§ **EXERCISE REQUIREMENTS**
Rewrite the records with every "Ellipse shape" replaced by "Circle shape" and everything else unchanged. Leave the pictures out.
------------
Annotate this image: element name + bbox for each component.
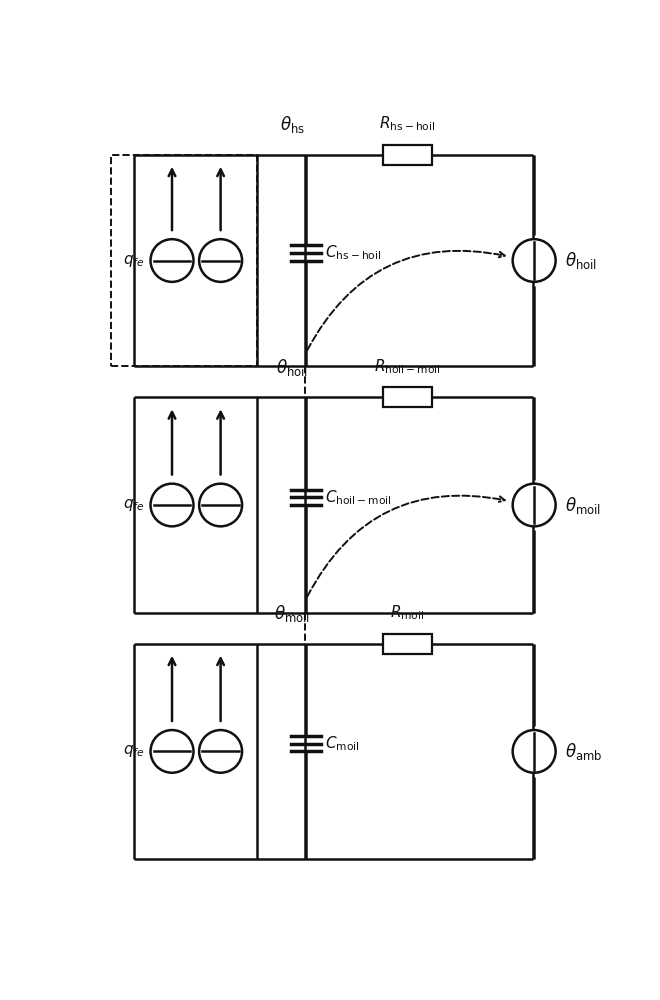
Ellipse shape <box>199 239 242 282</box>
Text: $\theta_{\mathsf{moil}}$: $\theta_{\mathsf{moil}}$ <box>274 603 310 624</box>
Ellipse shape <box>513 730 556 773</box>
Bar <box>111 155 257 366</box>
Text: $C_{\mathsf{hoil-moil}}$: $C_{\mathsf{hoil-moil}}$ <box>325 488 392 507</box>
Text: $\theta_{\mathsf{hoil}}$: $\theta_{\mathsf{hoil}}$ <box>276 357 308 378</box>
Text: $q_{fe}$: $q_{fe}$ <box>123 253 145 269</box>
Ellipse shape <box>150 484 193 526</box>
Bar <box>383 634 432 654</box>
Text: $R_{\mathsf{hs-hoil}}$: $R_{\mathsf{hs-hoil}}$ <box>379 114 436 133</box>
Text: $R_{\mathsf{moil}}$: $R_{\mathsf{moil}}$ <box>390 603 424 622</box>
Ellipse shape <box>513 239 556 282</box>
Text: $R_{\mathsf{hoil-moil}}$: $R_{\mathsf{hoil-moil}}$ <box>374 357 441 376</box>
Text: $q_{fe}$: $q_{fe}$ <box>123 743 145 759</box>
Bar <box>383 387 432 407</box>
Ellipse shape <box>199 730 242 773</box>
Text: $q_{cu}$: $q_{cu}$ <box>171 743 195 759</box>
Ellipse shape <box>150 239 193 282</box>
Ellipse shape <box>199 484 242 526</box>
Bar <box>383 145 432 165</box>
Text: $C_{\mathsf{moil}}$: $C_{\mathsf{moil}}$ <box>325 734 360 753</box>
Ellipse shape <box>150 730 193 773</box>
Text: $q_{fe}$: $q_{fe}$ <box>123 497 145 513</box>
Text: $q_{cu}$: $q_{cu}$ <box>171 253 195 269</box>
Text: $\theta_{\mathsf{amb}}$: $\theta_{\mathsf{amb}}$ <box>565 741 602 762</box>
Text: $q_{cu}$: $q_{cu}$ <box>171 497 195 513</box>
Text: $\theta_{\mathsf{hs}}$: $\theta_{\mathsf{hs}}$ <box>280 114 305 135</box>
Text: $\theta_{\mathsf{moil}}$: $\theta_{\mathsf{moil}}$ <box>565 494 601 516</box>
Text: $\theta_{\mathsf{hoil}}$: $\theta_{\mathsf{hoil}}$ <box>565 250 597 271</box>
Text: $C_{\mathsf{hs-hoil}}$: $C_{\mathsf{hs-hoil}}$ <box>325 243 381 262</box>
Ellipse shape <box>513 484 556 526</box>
------------
§ **RESULT OF THIS TASK**
Annotate this image: element name + bbox for each component.
Circle shape <box>199 239 242 282</box>
Text: $\theta_{\mathsf{moil}}$: $\theta_{\mathsf{moil}}$ <box>274 603 310 624</box>
Circle shape <box>513 730 556 773</box>
Bar <box>111 155 257 366</box>
Text: $C_{\mathsf{hoil-moil}}$: $C_{\mathsf{hoil-moil}}$ <box>325 488 392 507</box>
Text: $\theta_{\mathsf{hoil}}$: $\theta_{\mathsf{hoil}}$ <box>276 357 308 378</box>
Text: $q_{fe}$: $q_{fe}$ <box>123 253 145 269</box>
Circle shape <box>150 484 193 526</box>
Bar <box>383 634 432 654</box>
Text: $R_{\mathsf{hs-hoil}}$: $R_{\mathsf{hs-hoil}}$ <box>379 114 436 133</box>
Text: $R_{\mathsf{moil}}$: $R_{\mathsf{moil}}$ <box>390 603 424 622</box>
Circle shape <box>513 239 556 282</box>
Text: $R_{\mathsf{hoil-moil}}$: $R_{\mathsf{hoil-moil}}$ <box>374 357 441 376</box>
Text: $q_{fe}$: $q_{fe}$ <box>123 743 145 759</box>
Bar <box>383 387 432 407</box>
Circle shape <box>199 730 242 773</box>
Text: $q_{cu}$: $q_{cu}$ <box>171 743 195 759</box>
Circle shape <box>150 239 193 282</box>
Circle shape <box>199 484 242 526</box>
Bar <box>383 145 432 165</box>
Text: $C_{\mathsf{moil}}$: $C_{\mathsf{moil}}$ <box>325 734 360 753</box>
Circle shape <box>150 730 193 773</box>
Text: $q_{fe}$: $q_{fe}$ <box>123 497 145 513</box>
Text: $q_{cu}$: $q_{cu}$ <box>171 253 195 269</box>
Text: $\theta_{\mathsf{amb}}$: $\theta_{\mathsf{amb}}$ <box>565 741 602 762</box>
Text: $q_{cu}$: $q_{cu}$ <box>171 497 195 513</box>
Text: $\theta_{\mathsf{hs}}$: $\theta_{\mathsf{hs}}$ <box>280 114 305 135</box>
Text: $\theta_{\mathsf{moil}}$: $\theta_{\mathsf{moil}}$ <box>565 494 601 516</box>
Text: $\theta_{\mathsf{hoil}}$: $\theta_{\mathsf{hoil}}$ <box>565 250 597 271</box>
Text: $C_{\mathsf{hs-hoil}}$: $C_{\mathsf{hs-hoil}}$ <box>325 243 381 262</box>
Circle shape <box>513 484 556 526</box>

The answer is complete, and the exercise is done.